Instructions to follow
Give all of the lines again, with nothing added or dropped.

Material shown
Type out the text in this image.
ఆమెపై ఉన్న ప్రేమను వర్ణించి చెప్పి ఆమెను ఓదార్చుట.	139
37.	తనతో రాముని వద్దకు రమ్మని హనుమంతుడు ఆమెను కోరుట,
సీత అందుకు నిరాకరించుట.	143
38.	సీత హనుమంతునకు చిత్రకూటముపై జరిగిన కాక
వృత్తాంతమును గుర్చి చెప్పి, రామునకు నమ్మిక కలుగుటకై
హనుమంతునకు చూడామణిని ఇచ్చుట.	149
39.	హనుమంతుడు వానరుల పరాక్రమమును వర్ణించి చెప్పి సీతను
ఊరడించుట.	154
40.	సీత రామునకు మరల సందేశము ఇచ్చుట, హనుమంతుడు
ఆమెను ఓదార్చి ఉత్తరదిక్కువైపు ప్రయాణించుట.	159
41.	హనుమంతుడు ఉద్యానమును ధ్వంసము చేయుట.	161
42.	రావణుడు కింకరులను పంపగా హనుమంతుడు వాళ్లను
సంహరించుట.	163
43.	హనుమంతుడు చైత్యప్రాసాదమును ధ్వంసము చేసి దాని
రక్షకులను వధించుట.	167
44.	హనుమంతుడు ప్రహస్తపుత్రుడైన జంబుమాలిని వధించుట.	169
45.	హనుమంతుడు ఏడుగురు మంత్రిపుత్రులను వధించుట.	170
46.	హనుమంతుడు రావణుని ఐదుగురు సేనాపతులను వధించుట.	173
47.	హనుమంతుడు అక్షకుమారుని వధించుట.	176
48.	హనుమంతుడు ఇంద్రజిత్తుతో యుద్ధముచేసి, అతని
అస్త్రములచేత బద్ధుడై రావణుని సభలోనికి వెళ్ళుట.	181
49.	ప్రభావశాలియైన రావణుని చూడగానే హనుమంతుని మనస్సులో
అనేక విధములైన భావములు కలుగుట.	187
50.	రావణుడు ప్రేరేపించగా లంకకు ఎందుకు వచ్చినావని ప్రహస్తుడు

Answer for the task
Type out the text in this image.
ఆమెపై ఉన్న ప్రేమను వర్ణించి చెప్పి ఆమెను ఓదార్చుట.	139
37.	తనతో రాముని వద్దకు రమ్మని హనుమంతుడు ఆమెను కోరుట,
సీత అందుకు నిరాకరించుట.	143
38.	సీత హనుమంతునకు చిత్రకూటముపై జరిగిన కాక
వృత్తాంతమును గుర్చి చెప్పి, రామునకు నమ్మిక కలుగుటకై
హనుమంతునకు చూడామణిని ఇచ్చుట.	149
39.	హనుమంతుడు వానరుల పరాక్రమమును వర్ణించి చెప్పి సీతను
ఊరడించుట.	154
40.	సీత రామునకు మరల సందేశము ఇచ్చుట, హనుమంతుడు
ఆమెను ఓదార్చి ఉత్తరదిక్కువైపు ప్రయాణించుట.	159
41.	హనుమంతుడు ఉద్యానమును ధ్వంసము చేయుట.	161
42.	రావణుడు కింకరులను పంపగా హనుమంతుడు వాళ్లను
సంహరించుట.	163
43.	హనుమంతుడు చైత్యప్రాసాదమును ధ్వంసము చేసి దాని
రక్షకులను వధించుట.	167
44.	హనుమంతుడు ప్రహస్తపుత్రుడైన జంబుమాలిని వధించుట.	169
45.	హనుమంతుడు ఏడుగురు మంత్రిపుత్రులను వధించుట.	170
46.	హనుమంతుడు రావణుని ఐదుగురు సేనాపతులను వధించుట.	173
47.	హనుమంతుడు అక్షకుమారుని వధించుట.	176
48.	హనుమంతుడు ఇంద్రజిత్తుతో యుద్ధముచేసి, అతని
అస్త్రములచేత బద్ధుడై రావణుని సభలోనికి వెళ్ళుట.	181
49.	ప్రభావశాలియైన రావణుని చూడగానే హనుమంతుని మనస్సులో
అనేక విధములైన భావములు కలుగుట.	187
50.	రావణుడు ప్రేరేపించగా లంకకు ఎందుకు వచ్చినావని ప్రహస్తుడు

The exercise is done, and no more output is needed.